Dataset entries

* Start *

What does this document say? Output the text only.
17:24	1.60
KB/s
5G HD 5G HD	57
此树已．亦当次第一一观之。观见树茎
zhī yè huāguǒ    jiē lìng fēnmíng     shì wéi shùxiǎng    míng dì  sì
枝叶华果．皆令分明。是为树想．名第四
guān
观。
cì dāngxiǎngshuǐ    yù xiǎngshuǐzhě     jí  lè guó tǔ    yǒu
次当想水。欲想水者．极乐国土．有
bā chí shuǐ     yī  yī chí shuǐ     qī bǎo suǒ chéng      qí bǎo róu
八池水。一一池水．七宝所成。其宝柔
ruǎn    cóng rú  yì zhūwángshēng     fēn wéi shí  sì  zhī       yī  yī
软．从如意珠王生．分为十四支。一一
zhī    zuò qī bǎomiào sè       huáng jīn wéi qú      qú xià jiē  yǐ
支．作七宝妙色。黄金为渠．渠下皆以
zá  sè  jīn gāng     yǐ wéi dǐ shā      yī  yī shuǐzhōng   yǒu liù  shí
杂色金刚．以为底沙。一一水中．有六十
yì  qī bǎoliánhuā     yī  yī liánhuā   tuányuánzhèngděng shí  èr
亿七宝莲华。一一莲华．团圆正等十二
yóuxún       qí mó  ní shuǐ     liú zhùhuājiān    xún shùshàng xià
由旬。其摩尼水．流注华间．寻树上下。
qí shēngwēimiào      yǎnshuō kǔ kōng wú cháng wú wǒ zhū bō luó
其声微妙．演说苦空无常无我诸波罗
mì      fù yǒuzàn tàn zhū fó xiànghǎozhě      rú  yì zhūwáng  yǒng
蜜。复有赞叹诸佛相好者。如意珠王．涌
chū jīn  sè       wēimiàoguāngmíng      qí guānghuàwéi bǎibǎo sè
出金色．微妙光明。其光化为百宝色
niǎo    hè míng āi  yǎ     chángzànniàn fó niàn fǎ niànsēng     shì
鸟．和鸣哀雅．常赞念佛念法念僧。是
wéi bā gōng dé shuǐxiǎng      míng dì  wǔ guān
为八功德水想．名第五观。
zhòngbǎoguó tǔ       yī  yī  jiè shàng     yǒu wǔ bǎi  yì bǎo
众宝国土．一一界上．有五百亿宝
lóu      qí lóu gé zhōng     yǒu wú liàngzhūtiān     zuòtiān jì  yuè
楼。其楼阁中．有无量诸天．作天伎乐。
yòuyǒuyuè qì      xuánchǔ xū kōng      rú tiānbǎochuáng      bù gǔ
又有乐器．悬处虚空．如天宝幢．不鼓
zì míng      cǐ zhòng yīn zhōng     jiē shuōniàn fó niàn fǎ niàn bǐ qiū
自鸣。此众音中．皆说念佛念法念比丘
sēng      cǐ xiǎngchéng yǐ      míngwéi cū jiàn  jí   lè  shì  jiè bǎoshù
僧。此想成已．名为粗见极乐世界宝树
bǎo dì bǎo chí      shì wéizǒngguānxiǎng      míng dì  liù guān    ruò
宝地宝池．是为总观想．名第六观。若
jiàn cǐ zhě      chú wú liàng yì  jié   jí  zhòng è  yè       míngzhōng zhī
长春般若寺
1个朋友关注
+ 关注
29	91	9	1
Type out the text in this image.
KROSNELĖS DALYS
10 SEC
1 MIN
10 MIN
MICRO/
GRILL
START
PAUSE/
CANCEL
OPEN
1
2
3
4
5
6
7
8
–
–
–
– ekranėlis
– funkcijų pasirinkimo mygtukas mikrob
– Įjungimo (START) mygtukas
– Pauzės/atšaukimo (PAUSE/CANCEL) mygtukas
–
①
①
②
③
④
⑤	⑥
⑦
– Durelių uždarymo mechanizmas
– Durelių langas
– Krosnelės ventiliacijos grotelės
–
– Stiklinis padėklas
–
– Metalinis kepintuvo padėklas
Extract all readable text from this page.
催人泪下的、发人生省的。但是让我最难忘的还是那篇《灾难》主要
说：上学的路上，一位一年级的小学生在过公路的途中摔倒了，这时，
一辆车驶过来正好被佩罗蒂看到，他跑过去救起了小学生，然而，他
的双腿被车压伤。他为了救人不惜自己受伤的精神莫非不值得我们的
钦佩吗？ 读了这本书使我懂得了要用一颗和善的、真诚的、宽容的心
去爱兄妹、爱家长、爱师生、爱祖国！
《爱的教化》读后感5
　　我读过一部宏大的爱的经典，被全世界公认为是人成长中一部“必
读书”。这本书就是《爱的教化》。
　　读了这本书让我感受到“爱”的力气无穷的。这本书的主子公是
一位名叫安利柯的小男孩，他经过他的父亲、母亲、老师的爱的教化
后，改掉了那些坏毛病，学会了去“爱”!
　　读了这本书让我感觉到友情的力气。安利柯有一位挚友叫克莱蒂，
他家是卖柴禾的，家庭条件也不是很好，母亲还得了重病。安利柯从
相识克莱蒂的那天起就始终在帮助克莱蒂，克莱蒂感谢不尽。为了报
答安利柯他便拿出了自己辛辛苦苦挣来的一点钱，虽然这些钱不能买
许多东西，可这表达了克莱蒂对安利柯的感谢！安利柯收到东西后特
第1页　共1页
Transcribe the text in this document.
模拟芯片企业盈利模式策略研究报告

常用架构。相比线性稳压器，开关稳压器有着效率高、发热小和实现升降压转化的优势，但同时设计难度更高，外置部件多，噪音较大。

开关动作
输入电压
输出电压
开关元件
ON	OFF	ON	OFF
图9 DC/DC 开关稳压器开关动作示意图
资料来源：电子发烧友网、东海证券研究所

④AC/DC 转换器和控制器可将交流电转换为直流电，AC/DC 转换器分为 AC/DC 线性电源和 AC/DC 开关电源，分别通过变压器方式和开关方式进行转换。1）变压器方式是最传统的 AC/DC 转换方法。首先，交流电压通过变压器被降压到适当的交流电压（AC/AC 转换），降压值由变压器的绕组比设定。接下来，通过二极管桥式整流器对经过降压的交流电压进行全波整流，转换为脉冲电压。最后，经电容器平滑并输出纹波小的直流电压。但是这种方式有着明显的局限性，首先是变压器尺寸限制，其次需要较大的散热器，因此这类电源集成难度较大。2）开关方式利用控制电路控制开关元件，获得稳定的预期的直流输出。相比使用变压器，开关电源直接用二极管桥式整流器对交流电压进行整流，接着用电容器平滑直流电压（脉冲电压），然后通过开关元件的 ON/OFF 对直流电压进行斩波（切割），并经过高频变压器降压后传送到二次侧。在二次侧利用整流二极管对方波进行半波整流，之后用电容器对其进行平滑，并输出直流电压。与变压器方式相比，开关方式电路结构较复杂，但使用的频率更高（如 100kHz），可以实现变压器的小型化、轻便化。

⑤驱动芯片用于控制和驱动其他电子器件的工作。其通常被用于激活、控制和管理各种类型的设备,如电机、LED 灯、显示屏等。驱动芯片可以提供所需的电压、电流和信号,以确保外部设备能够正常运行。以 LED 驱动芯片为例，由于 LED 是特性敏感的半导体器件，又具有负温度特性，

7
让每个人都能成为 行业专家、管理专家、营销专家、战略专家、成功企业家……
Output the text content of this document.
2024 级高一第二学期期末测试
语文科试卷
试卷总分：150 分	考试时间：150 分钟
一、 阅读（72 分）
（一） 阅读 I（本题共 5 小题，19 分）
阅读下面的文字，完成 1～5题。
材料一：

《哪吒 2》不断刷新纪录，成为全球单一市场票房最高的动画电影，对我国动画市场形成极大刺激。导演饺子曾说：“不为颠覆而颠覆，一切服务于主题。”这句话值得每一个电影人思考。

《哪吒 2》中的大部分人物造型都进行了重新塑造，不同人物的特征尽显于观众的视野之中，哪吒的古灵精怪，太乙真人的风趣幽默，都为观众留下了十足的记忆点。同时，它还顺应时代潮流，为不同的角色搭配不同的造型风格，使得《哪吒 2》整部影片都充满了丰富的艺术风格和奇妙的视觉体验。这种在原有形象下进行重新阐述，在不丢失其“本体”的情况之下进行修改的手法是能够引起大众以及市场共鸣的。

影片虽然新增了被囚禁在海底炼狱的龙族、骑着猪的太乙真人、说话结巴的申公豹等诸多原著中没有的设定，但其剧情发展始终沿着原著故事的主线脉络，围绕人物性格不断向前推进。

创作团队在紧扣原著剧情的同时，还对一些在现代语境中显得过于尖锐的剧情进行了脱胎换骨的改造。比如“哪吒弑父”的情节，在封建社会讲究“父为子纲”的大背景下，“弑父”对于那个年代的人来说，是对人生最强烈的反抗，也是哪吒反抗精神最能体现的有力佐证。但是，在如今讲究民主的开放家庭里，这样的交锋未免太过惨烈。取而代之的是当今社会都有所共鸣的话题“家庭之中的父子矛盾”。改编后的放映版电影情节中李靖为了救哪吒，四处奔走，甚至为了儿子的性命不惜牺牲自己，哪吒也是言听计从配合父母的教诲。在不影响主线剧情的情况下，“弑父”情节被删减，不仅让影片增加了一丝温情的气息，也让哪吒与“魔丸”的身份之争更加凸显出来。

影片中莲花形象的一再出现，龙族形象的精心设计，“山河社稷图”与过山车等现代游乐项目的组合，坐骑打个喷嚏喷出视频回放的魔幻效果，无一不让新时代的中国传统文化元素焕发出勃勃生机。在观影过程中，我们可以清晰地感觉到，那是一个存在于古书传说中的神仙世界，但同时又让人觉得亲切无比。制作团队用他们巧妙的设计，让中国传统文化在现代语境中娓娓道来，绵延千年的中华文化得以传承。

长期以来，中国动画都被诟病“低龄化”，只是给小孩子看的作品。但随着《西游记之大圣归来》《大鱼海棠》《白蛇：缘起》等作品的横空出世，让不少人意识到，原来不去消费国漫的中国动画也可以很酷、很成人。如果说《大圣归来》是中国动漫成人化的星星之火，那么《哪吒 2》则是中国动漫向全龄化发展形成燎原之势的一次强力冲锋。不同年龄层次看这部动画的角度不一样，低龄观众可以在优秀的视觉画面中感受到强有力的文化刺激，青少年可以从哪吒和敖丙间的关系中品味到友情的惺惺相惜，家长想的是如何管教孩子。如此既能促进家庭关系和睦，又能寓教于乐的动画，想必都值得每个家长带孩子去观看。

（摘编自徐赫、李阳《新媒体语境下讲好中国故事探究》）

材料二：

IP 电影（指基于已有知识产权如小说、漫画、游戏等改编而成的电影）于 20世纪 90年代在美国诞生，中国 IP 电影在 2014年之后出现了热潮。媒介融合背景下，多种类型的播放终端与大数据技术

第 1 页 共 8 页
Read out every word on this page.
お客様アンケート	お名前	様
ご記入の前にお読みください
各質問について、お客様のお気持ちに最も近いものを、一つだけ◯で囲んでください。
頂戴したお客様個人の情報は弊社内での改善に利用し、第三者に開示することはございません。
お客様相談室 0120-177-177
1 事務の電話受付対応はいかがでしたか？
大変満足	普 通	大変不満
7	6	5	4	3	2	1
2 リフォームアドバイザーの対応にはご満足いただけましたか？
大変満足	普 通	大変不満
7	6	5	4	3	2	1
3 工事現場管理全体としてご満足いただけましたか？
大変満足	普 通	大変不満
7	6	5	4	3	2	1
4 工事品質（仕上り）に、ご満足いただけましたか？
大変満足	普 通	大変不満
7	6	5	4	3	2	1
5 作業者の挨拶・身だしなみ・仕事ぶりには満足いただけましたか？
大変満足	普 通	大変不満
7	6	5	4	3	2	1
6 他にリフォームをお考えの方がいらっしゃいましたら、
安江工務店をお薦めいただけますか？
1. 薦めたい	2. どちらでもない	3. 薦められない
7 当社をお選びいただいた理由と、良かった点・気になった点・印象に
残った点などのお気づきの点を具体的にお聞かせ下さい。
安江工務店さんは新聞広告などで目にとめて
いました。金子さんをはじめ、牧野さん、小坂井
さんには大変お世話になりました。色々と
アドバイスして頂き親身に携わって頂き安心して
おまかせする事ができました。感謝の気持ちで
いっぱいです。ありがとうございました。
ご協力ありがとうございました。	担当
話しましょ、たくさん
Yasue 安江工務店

* End *

Reply with one number only: the count of lines in the entries that contain "kōng".

Output for this task
2